• WORK INSTRUCTIONS:
Return the full material exactly.

• DATA SUPPLIED:
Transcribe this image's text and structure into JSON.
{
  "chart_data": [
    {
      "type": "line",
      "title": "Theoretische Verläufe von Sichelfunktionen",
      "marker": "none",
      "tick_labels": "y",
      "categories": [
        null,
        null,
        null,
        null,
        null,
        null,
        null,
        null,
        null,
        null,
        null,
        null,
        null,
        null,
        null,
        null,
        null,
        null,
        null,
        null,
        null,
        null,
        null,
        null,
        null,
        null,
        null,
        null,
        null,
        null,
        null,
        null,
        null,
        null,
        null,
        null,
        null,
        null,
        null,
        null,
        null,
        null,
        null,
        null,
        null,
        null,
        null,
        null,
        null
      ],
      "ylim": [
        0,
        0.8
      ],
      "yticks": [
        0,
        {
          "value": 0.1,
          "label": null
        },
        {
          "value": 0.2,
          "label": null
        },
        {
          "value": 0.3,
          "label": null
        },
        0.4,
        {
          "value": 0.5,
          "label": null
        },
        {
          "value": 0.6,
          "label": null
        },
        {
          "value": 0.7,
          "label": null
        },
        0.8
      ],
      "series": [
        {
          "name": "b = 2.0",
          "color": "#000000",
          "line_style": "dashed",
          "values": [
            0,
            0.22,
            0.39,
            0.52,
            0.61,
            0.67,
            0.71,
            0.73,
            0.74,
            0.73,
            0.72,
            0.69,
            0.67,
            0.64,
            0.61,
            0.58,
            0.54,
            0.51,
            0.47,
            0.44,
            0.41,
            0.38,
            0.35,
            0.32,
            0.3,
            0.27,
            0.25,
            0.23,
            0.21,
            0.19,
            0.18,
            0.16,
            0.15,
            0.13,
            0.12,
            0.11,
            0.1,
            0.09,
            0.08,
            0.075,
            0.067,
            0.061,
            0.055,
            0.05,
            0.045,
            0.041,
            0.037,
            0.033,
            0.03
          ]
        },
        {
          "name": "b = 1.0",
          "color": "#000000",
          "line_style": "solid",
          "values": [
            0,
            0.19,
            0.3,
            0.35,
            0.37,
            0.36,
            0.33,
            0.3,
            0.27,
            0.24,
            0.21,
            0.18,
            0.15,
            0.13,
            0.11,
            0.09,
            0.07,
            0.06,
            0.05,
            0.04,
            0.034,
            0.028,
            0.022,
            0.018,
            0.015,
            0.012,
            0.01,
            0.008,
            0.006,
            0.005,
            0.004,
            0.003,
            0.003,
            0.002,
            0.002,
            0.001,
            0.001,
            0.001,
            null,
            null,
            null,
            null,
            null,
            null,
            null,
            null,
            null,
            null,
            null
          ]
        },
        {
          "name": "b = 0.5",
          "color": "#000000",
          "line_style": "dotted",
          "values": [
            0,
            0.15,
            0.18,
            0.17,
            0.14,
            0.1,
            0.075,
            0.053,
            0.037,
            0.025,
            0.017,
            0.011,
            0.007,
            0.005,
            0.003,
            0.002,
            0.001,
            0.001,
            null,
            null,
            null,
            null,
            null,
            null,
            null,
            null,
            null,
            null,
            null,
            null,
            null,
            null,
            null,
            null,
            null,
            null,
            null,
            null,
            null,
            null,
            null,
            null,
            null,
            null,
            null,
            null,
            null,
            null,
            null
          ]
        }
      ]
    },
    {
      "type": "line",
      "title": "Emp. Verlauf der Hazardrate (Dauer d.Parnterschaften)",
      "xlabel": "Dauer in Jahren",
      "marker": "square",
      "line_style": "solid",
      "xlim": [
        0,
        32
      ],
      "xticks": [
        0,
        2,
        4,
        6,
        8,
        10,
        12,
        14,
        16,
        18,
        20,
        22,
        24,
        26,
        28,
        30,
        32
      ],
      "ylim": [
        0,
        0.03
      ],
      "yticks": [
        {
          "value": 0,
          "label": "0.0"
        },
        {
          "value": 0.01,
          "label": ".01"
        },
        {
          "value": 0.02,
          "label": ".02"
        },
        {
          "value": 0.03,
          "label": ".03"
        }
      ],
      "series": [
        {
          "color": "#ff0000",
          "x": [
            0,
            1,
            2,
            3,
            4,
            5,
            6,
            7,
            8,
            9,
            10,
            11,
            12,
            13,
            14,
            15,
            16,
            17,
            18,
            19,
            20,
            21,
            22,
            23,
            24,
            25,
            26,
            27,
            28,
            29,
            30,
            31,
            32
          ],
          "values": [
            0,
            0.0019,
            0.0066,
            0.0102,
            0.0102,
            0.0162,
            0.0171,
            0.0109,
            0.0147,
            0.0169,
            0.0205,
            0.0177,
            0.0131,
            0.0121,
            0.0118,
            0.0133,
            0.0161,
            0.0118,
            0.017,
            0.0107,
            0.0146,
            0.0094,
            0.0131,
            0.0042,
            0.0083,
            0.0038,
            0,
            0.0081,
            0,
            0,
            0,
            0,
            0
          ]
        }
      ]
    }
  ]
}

• FINISHED TASK:
Transcribe this image's text and structure into JSON.
{
  "chart_data": [
    {
      "type": "line",
      "title": "Theoretische Verläufe von Sichelfunktionen",
      "marker": "none",
      "tick_labels": "y",
      "categories": [
        null,
        null,
        null,
        null,
        null,
        null,
        null,
        null,
        null,
        null,
        null,
        null,
        null,
        null,
        null,
        null,
        null,
        null,
        null,
        null,
        null,
        null,
        null,
        null,
        null,
        null,
        null,
        null,
        null,
        null,
        null,
        null,
        null,
        null,
        null,
        null,
        null,
        null,
        null,
        null,
        null,
        null,
        null,
        null,
        null,
        null,
        null,
        null,
        null
      ],
      "ylim": [
        0,
        0.8
      ],
      "yticks": [
        0,
        {
          "value": 0.1,
          "label": null
        },
        {
          "value": 0.2,
          "label": null
        },
        {
          "value": 0.3,
          "label": null
        },
        0.4,
        {
          "value": 0.5,
          "label": null
        },
        {
          "value": 0.6,
          "label": null
        },
        {
          "value": 0.7,
          "label": null
        },
        0.8
      ],
      "series": [
        {
          "name": "b = 2.0",
          "color": "#000000",
          "line_style": "dashed",
          "values": [
            0,
            0.22,
            0.39,
            0.52,
            0.61,
            0.67,
            0.71,
            0.73,
            0.74,
            0.73,
            0.72,
            0.69,
            0.67,
            0.64,
            0.61,
            0.58,
            0.54,
            0.51,
            0.47,
            0.44,
            0.41,
            0.38,
            0.35,
            0.32,
            0.3,
            0.27,
            0.25,
            0.23,
            0.21,
            0.19,
            0.18,
            0.16,
            0.15,
            0.13,
            0.12,
            0.11,
            0.1,
            0.09,
            0.08,
            0.075,
            0.067,
            0.061,
            0.055,
            0.05,
            0.045,
            0.041,
            0.037,
            0.033,
            0.03
          ]
        },
        {
          "name": "b = 1.0",
          "color": "#000000",
          "line_style": "solid",
          "values": [
            0,
            0.19,
            0.3,
            0.35,
            0.37,
            0.36,
            0.33,
            0.3,
            0.27,
            0.24,
            0.21,
            0.18,
            0.15,
            0.13,
            0.11,
            0.09,
            0.07,
            0.06,
            0.05,
            0.04,
            0.034,
            0.028,
            0.022,
            0.018,
            0.015,
            0.012,
            0.01,
            0.008,
            0.006,
            0.005,
            0.004,
            0.003,
            0.003,
            0.002,
            0.002,
            0.001,
            0.001,
            0.001,
            null,
            null,
            null,
            null,
            null,
            null,
            null,
            null,
            null,
            null,
            null
          ]
        },
        {
          "name": "b = 0.5",
          "color": "#000000",
          "line_style": "dotted",
          "values": [
            0,
            0.15,
            0.18,
            0.17,
            0.14,
            0.1,
            0.075,
            0.053,
            0.037,
            0.025,
            0.017,
            0.011,
            0.007,
            0.005,
            0.003,
            0.002,
            0.001,
            0.001,
            null,
            null,
            null,
            null,
            null,
            null,
            null,
            null,
            null,
            null,
            null,
            null,
            null,
            null,
            null,
            null,
            null,
            null,
            null,
            null,
            null,
            null,
            null,
            null,
            null,
            null,
            null,
            null,
            null,
            null,
            null
          ]
        }
      ]
    },
    {
      "type": "line",
      "title": "Emp. Verlauf der Hazardrate (Dauer d.Parnterschaften)",
      "xlabel": "Dauer in Jahren",
      "marker": "square",
      "line_style": "solid",
      "xlim": [
        0,
        32
      ],
      "xticks": [
        0,
        2,
        4,
        6,
        8,
        10,
        12,
        14,
        16,
        18,
        20,
        22,
        24,
        26,
        28,
        30,
        32
      ],
      "ylim": [
        0,
        0.03
      ],
      "yticks": [
        {
          "value": 0,
          "label": "0.0"
        },
        {
          "value": 0.01,
          "label": ".01"
        },
        {
          "value": 0.02,
          "label": ".02"
        },
        {
          "value": 0.03,
          "label": ".03"
        }
      ],
      "series": [
        {
          "color": "#ff0000",
          "x": [
            0,
            1,
            2,
            3,
            4,
            5,
            6,
            7,
            8,
            9,
            10,
            11,
            12,
            13,
            14,
            15,
            16,
            17,
            18,
            19,
            20,
            21,
            22,
            23,
            24,
            25,
            26,
            27,
            28,
            29,
            30,
            31,
            32
          ],
          "values": [
            0,
            0.0019,
            0.0066,
            0.0102,
            0.0102,
            0.0162,
            0.0171,
            0.0109,
            0.0147,
            0.0169,
            0.0205,
            0.0177,
            0.0131,
            0.0121,
            0.0118,
            0.0133,
            0.0161,
            0.0118,
            0.017,
            0.0107,
            0.0146,
            0.0094,
            0.0131,
            0.0042,
            0.0083,
            0.0038,
            0,
            0.0081,
            0,
            0,
            0,
            0,
            0
          ]
        }
      ]
    }
  ]
}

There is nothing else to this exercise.